Identify, in the records below, every line where the string "dine" appears, and copy each such line.
___ MATERIAL FOR THIS EXERCISE ___
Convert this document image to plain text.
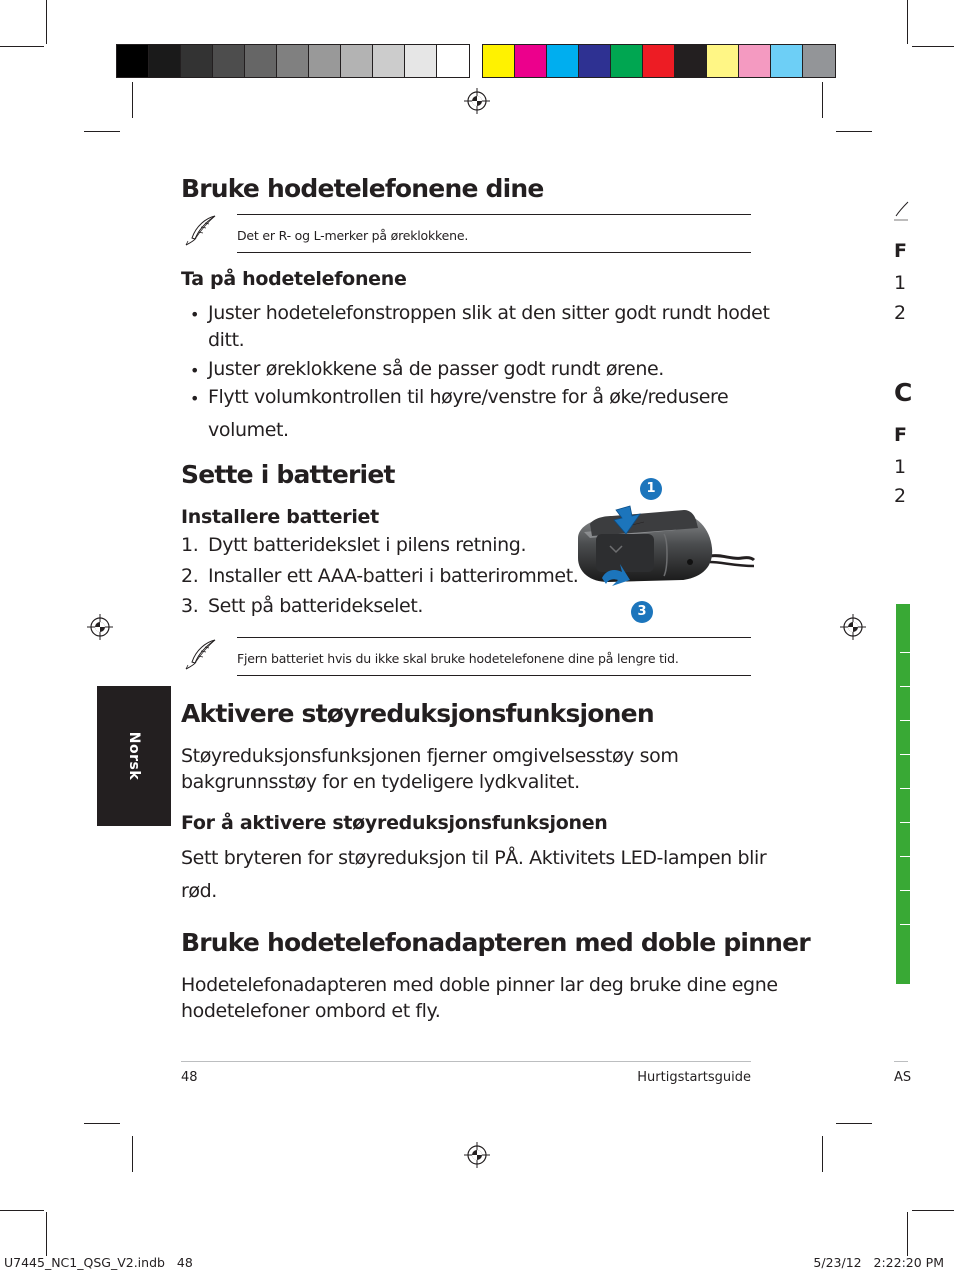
Bruke hodetelefonene dine
Det er R- og L-merker på øreklokkene.
Ta på hodetelefonene
• Juster hodetelefonstroppen slik at den sitter godt rundt hodet
ditt.
• Juster øreklokkene så de passer godt rundt ørene.
• Flytt volumkontrollen til høyre/venstre for å øke/redusere
volumet.
Sette i batteriet
Installere batteriet
1. Dytt batteridekslet i pilens retning.
2. Installer ett AAA-batteri i batterirommet.
3. Sett på batteridekselet.
1
3
Fjern batteriet hvis du ikke skal bruke hodetelefonene dine på lengre tid.
Aktivere støyreduksjonsfunksjonen
Støyreduksjonsfunksjonen fjerner omgivelsesstøy som
bakgrunnsstøy for en tydeligere lydkvalitet.
For å aktivere støyreduksjonsfunksjonen
Sett bryteren for støyreduksjon til PÅ. Aktivitets LED-lampen blir
rød.
Bruke hodetelefonadapteren med doble pinner
Hodetelefonadapteren med doble pinner lar deg bruke dine egne
hodetelefoner ombord et fly.
Norsk
F
1
2
C
F
1
2
48	Hurtigstartsguide	AS
U7445_NC1_QSG_V2.indb   48	5/23/12   2:22:20 PM
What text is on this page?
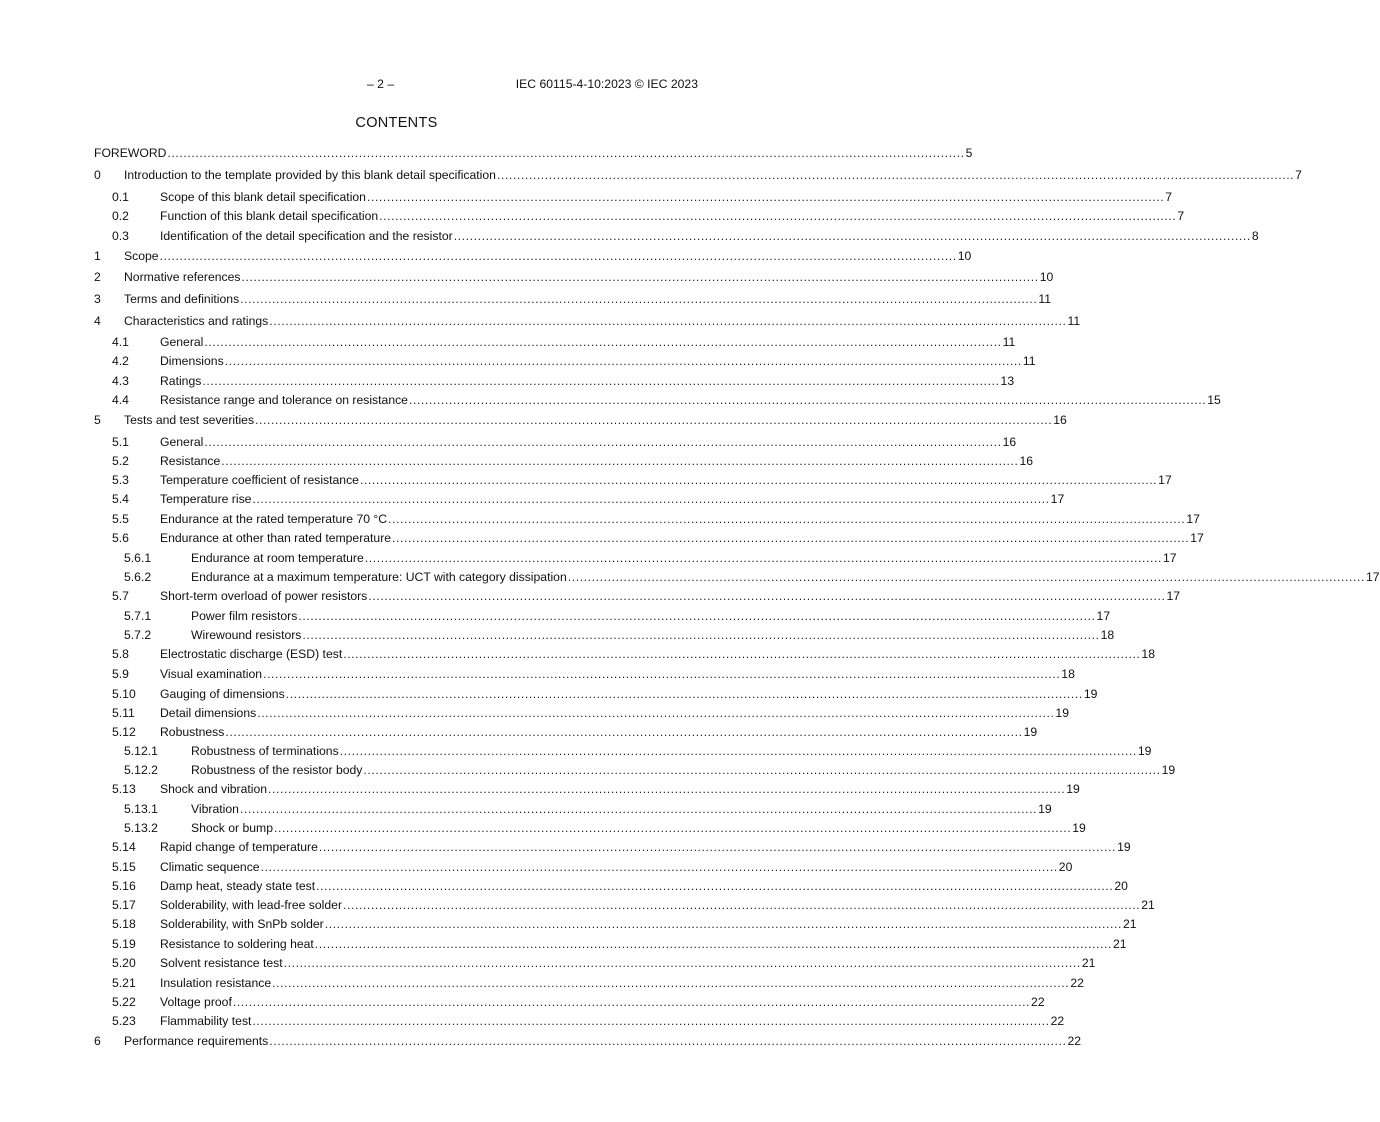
– 2 –	IEC 60115-4-10:2023 © IEC 2023
CONTENTS
FOREWORD ........................................................................................................................................................................................................ 5
0 Introduction to the template provided by this blank detail specification ........................................................................................................................................................................................................ 7
0.1	Scope of this blank detail specification ........................................................................................................................................................................................................ 7
0.2	Function of this blank detail specification ........................................................................................................................................................................................................ 7
0.3	Identification of the detail specification and the resistor ........................................................................................................................................................................................................ 8
1 Scope ........................................................................................................................................................................................................ 10
2 Normative references ........................................................................................................................................................................................................ 10
3 Terms and definitions ........................................................................................................................................................................................................ 11
4 Characteristics and ratings ........................................................................................................................................................................................................ 11
4.1	General ........................................................................................................................................................................................................ 11
4.2	Dimensions ........................................................................................................................................................................................................ 11
4.3	Ratings ........................................................................................................................................................................................................ 13
4.4	Resistance range and tolerance on resistance ........................................................................................................................................................................................................ 15
5 Tests and test severities ........................................................................................................................................................................................................ 16
5.1	General ........................................................................................................................................................................................................ 16
5.2	Resistance ........................................................................................................................................................................................................ 16
5.3	Temperature coefficient of resistance ........................................................................................................................................................................................................ 17
5.4	Temperature rise ........................................................................................................................................................................................................ 17
5.5	Endurance at the rated temperature 70 °C ........................................................................................................................................................................................................ 17
5.6	Endurance at other than rated temperature ........................................................................................................................................................................................................ 17
5.6.1	Endurance at room temperature ........................................................................................................................................................................................................ 17
5.6.2	Endurance at a maximum temperature: UCT with category dissipation ........................................................................................................................................................................................................ 17
5.7	Short-term overload of power resistors ........................................................................................................................................................................................................ 17
5.7.1	Power film resistors ........................................................................................................................................................................................................ 17
5.7.2	Wirewound resistors ........................................................................................................................................................................................................ 18
5.8	Electrostatic discharge (ESD) test ........................................................................................................................................................................................................ 18
5.9	Visual examination ........................................................................................................................................................................................................ 18
5.10 Gauging of dimensions ........................................................................................................................................................................................................ 19
5.11 Detail dimensions ........................................................................................................................................................................................................ 19
5.12 Robustness ........................................................................................................................................................................................................ 19
5.12.1	Robustness of terminations ........................................................................................................................................................................................................ 19
5.12.2	Robustness of the resistor body ........................................................................................................................................................................................................ 19
5.13 Shock and vibration ........................................................................................................................................................................................................ 19
5.13.1	Vibration ........................................................................................................................................................................................................ 19
5.13.2	Shock or bump ........................................................................................................................................................................................................ 19
5.14 Rapid change of temperature ........................................................................................................................................................................................................ 19
5.15 Climatic sequence ........................................................................................................................................................................................................ 20
5.16 Damp heat, steady state test ........................................................................................................................................................................................................ 20
5.17 Solderability, with lead-free solder ........................................................................................................................................................................................................ 21
5.18 Solderability, with SnPb solder ........................................................................................................................................................................................................ 21
5.19 Resistance to soldering heat ........................................................................................................................................................................................................ 21
5.20 Solvent resistance test ........................................................................................................................................................................................................ 21
5.21 Insulation resistance ........................................................................................................................................................................................................ 22
5.22 Voltage proof ........................................................................................................................................................................................................ 22
5.23 Flammability test ........................................................................................................................................................................................................ 22
6 Performance requirements ........................................................................................................................................................................................................ 22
___
• [SOLUTION TO THE EXERCISE]:
Bruke hodetelefonene dine
Fjern batteriet hvis du ikke skal bruke hodetelefonene dine på lengre tid.
Hodetelefonadapteren med doble pinner lar deg bruke dine egne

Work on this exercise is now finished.